--- start of ITEMS ---
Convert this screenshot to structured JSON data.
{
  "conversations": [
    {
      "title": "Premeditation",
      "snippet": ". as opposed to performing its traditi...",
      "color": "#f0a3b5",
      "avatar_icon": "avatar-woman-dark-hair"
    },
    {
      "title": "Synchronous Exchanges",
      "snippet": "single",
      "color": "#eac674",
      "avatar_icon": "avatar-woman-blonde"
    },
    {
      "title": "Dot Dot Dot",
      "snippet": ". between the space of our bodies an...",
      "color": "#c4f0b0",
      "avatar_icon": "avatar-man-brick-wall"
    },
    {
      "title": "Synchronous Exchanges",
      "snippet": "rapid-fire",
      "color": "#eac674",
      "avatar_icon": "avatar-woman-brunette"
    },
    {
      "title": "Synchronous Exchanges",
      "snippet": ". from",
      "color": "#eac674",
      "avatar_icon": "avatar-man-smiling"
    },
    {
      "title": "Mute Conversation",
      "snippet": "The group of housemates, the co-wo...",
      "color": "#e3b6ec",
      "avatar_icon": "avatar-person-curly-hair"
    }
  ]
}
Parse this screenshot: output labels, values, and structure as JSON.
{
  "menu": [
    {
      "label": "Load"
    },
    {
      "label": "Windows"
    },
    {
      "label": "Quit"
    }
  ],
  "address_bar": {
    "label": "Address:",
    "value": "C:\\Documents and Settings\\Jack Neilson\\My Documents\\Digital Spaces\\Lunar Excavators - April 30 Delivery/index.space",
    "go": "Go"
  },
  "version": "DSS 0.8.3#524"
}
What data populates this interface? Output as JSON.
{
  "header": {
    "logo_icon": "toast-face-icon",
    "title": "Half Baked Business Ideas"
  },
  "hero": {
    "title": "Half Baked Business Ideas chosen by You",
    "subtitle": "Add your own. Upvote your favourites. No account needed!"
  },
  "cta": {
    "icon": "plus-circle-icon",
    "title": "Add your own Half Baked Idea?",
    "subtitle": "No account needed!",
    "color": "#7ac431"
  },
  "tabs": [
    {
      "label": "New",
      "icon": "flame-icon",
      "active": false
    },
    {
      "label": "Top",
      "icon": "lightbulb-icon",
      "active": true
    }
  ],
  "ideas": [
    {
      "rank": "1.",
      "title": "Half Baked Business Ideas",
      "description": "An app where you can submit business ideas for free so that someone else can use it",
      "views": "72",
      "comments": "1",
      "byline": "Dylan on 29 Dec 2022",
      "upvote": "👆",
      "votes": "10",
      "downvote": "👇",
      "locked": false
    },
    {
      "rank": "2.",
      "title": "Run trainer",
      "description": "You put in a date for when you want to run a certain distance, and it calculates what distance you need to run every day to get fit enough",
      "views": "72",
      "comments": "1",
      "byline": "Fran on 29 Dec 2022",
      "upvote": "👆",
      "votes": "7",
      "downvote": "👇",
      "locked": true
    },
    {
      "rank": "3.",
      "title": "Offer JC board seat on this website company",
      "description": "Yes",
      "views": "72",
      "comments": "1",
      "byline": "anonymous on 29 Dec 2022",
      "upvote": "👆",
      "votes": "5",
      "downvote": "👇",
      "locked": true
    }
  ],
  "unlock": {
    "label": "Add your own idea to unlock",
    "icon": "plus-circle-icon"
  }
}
--- end of ITEMS ---
_TASK INSTRUCTIONS_
From the records above, copy every line that holds the word "circle".

_RESULT OF THE EXERCISE_
    "icon": "plus-circle-icon",
    "icon": "plus-circle-icon"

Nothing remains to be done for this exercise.